**Dataset**
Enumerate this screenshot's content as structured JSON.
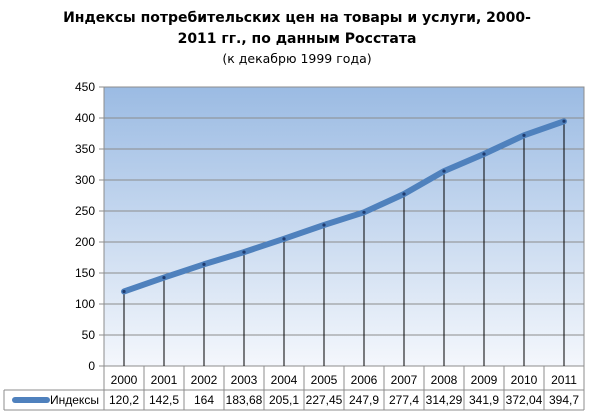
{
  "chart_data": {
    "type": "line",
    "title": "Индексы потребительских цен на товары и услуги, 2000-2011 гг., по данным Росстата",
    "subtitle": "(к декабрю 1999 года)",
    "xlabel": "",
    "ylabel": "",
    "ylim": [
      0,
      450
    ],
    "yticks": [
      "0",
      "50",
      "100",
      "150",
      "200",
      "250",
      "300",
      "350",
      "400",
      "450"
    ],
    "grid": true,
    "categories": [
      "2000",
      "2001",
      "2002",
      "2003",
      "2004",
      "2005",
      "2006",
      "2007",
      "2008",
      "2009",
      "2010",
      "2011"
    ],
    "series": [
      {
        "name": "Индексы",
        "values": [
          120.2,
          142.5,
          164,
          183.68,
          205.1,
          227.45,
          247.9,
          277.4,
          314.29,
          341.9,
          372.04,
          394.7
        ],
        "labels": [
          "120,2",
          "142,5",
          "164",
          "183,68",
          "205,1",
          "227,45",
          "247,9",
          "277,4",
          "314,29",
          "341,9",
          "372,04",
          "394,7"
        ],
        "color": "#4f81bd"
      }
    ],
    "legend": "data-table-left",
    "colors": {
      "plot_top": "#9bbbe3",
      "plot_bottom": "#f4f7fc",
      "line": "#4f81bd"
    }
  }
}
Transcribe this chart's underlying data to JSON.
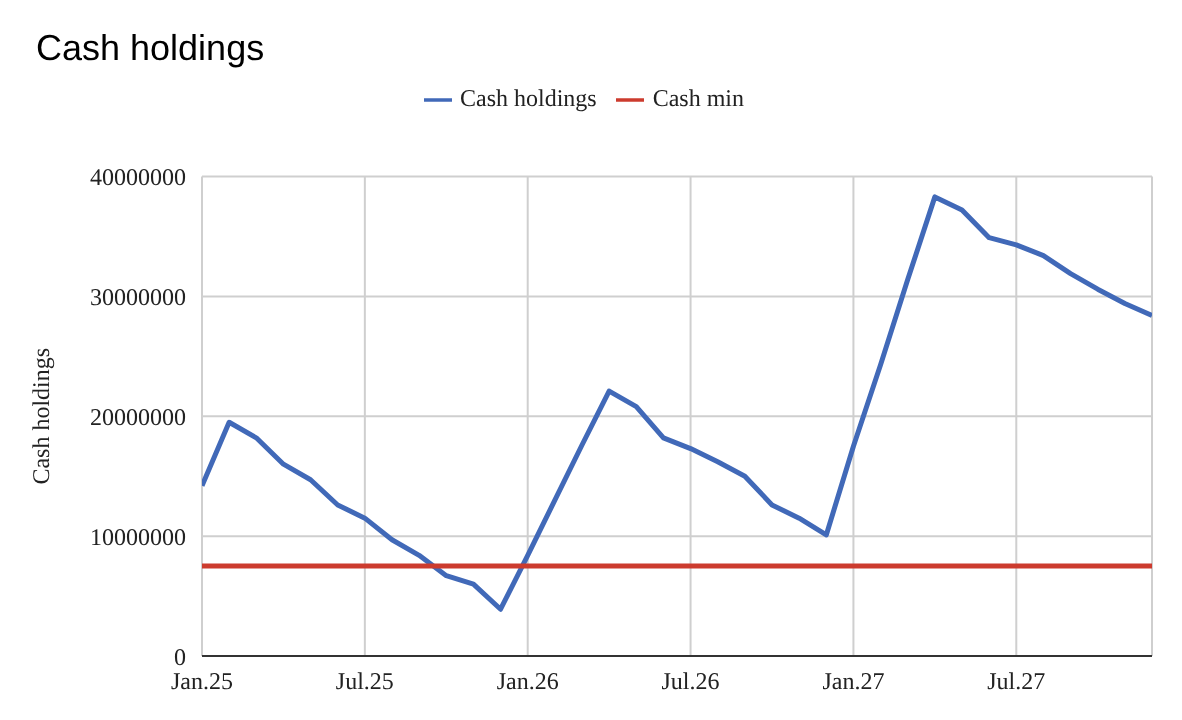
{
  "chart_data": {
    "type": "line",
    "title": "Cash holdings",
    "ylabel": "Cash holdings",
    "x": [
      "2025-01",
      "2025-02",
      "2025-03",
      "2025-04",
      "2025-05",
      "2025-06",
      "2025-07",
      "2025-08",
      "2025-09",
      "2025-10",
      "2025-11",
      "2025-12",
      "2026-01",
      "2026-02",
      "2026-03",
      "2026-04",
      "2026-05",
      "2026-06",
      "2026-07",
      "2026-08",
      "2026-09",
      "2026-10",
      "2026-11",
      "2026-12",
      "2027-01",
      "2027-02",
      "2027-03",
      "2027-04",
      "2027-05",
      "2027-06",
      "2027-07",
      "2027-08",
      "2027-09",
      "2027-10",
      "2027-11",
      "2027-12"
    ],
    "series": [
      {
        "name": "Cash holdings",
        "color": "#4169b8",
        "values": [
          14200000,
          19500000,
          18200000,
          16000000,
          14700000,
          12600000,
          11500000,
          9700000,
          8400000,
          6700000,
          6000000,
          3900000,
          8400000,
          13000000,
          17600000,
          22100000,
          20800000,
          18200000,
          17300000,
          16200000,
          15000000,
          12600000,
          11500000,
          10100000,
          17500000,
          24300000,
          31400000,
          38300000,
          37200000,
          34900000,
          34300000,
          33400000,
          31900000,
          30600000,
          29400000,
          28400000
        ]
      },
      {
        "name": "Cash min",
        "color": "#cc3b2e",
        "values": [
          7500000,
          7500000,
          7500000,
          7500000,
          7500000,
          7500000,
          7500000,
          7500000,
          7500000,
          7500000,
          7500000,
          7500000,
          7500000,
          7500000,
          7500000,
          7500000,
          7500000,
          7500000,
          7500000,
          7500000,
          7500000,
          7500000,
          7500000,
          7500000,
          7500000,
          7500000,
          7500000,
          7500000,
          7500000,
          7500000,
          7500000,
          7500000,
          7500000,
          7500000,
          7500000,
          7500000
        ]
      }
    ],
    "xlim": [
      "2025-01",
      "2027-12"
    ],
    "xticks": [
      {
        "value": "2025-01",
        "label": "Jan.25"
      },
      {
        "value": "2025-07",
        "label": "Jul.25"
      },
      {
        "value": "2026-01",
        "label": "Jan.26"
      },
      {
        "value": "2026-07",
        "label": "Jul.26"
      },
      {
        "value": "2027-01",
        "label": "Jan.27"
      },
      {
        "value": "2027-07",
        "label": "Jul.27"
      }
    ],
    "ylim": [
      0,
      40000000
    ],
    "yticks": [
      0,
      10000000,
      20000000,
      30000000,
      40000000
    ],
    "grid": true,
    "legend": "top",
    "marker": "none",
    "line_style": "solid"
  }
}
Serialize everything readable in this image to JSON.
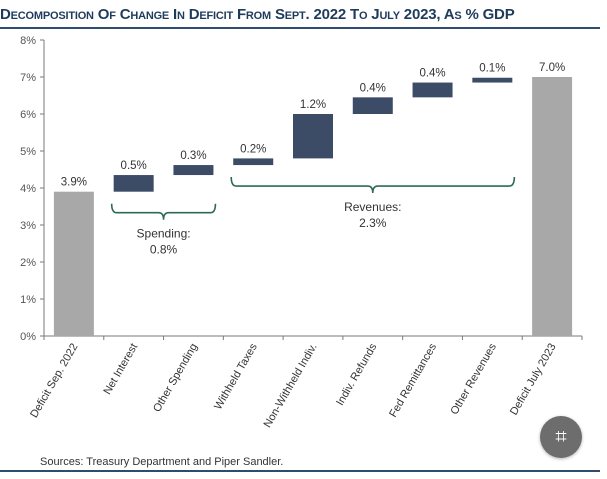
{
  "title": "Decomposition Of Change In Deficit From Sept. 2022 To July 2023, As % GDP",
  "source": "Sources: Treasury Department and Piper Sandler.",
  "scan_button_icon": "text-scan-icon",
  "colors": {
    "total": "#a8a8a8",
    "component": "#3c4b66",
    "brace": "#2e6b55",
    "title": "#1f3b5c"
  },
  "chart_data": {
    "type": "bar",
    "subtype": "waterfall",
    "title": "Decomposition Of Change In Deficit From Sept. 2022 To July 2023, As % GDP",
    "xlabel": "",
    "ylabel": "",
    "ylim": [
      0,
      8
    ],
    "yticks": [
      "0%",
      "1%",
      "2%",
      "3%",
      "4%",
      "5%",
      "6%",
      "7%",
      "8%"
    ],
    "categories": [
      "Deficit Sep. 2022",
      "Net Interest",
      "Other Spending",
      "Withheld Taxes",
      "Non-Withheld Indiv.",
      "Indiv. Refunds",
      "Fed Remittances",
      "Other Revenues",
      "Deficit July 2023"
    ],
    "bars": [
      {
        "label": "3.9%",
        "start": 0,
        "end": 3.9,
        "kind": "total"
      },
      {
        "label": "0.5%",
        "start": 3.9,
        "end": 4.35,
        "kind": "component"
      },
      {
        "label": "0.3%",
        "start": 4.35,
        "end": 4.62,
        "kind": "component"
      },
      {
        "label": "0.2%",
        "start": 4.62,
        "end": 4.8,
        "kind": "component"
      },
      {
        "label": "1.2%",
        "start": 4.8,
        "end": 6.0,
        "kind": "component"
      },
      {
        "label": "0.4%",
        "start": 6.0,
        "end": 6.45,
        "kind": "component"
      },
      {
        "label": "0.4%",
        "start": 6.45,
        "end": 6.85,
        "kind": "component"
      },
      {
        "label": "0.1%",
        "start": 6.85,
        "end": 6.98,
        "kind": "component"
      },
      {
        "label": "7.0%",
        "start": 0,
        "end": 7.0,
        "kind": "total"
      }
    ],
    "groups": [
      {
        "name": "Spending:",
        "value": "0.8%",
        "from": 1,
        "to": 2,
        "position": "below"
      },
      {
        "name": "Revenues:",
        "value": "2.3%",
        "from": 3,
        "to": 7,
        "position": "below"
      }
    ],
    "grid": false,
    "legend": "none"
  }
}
---
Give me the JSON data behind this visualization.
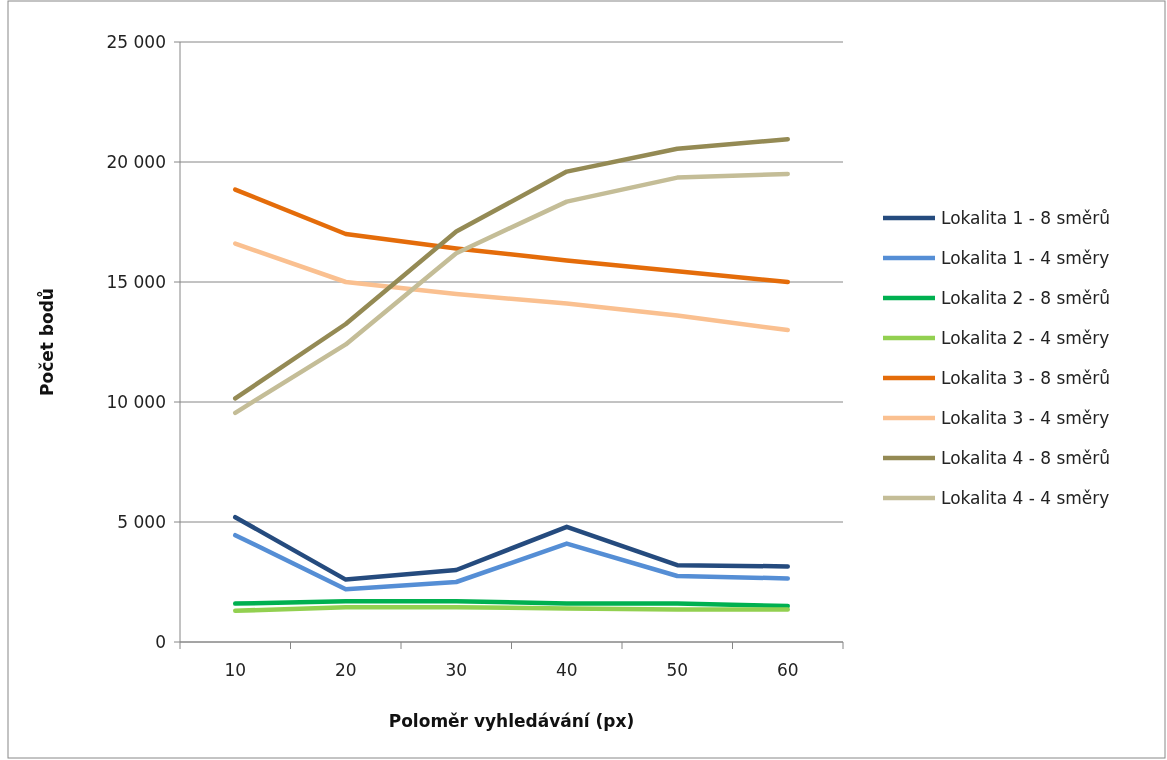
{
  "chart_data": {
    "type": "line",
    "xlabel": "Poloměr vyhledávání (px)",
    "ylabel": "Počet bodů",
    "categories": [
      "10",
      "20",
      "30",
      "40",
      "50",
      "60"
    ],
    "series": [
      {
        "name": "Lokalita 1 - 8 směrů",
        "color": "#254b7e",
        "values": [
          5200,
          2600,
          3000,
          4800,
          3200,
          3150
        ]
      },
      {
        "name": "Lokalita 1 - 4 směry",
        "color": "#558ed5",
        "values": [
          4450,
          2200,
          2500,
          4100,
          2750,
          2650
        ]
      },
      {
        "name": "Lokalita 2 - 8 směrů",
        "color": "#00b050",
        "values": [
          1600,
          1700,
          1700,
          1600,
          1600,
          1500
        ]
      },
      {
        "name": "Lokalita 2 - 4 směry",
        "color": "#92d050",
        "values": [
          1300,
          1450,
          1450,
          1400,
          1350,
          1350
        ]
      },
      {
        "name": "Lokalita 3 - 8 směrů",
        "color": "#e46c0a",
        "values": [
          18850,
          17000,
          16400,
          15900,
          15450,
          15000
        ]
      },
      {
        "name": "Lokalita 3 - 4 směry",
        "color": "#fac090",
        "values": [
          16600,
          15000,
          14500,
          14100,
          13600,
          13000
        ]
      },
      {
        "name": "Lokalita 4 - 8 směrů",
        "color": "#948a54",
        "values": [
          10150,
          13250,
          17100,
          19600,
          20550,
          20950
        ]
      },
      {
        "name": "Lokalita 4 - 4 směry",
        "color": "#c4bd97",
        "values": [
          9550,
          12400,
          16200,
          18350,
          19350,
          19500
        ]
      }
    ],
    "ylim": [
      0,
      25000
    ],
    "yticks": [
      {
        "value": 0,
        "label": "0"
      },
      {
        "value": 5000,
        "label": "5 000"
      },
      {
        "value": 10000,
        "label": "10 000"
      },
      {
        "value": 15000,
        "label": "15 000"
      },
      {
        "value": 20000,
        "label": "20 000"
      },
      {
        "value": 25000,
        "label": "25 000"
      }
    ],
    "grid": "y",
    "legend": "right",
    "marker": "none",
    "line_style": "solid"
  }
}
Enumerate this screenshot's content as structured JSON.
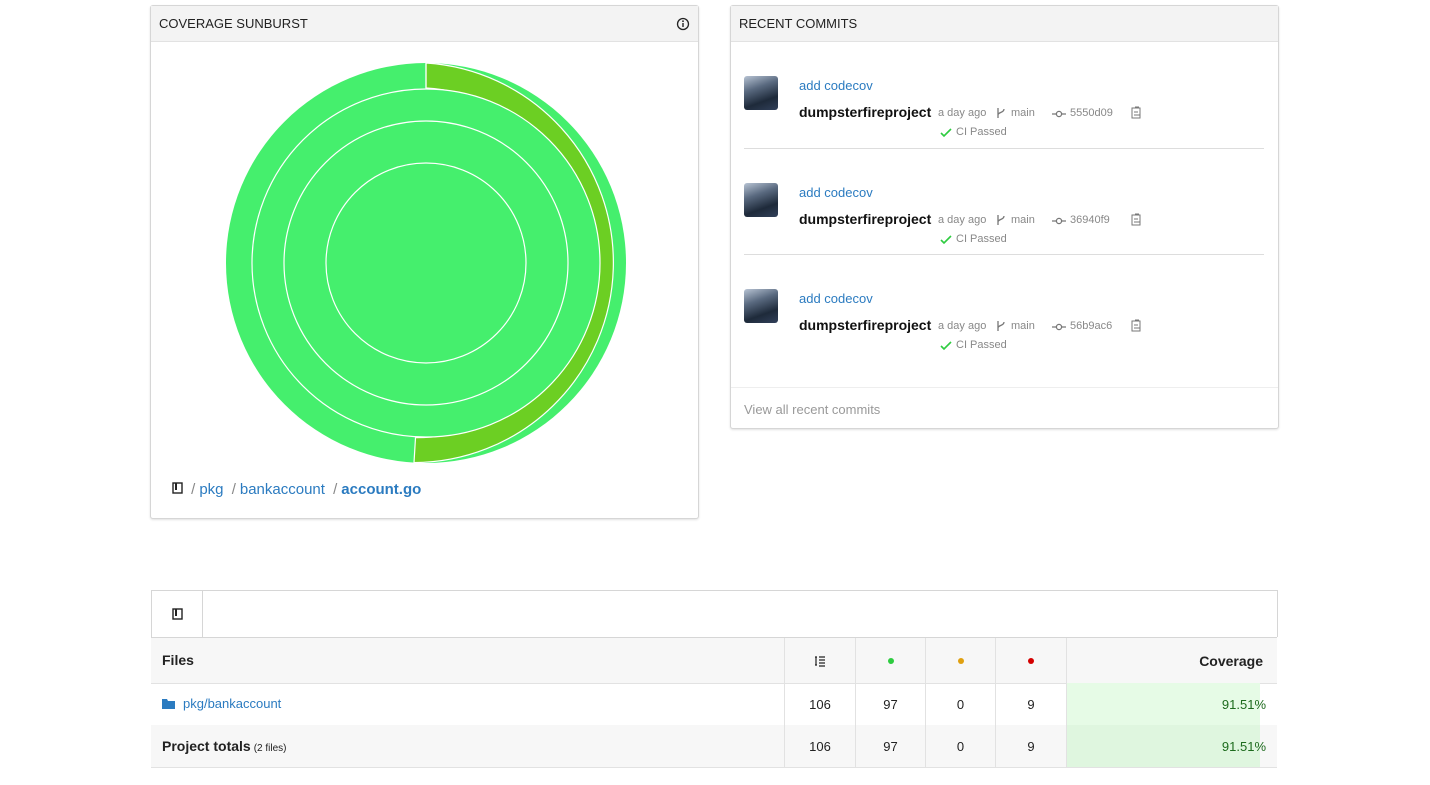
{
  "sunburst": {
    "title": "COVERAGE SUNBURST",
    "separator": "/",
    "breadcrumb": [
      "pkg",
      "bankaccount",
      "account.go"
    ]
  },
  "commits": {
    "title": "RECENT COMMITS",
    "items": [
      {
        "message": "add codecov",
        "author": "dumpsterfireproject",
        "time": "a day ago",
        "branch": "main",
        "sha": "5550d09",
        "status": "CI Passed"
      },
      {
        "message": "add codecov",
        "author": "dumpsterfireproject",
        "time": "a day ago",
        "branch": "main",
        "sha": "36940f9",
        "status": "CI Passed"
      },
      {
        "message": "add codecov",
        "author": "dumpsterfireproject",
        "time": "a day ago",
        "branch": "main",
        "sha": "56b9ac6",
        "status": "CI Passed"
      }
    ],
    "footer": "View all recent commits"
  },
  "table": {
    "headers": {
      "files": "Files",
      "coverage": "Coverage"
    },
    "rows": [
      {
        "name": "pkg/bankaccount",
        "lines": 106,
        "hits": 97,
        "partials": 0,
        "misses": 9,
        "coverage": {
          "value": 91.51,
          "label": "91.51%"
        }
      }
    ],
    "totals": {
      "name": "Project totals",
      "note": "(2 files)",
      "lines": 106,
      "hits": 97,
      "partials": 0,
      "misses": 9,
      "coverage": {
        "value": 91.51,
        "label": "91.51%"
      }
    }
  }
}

**Problem description**
From the listing above, copy all lines holding the word "Cash".

**Solution to this task**
    "title": "Cash holdings",
    "ylabel": "Cash holdings",
        "name": "Cash holdings",
        "name": "Cash min",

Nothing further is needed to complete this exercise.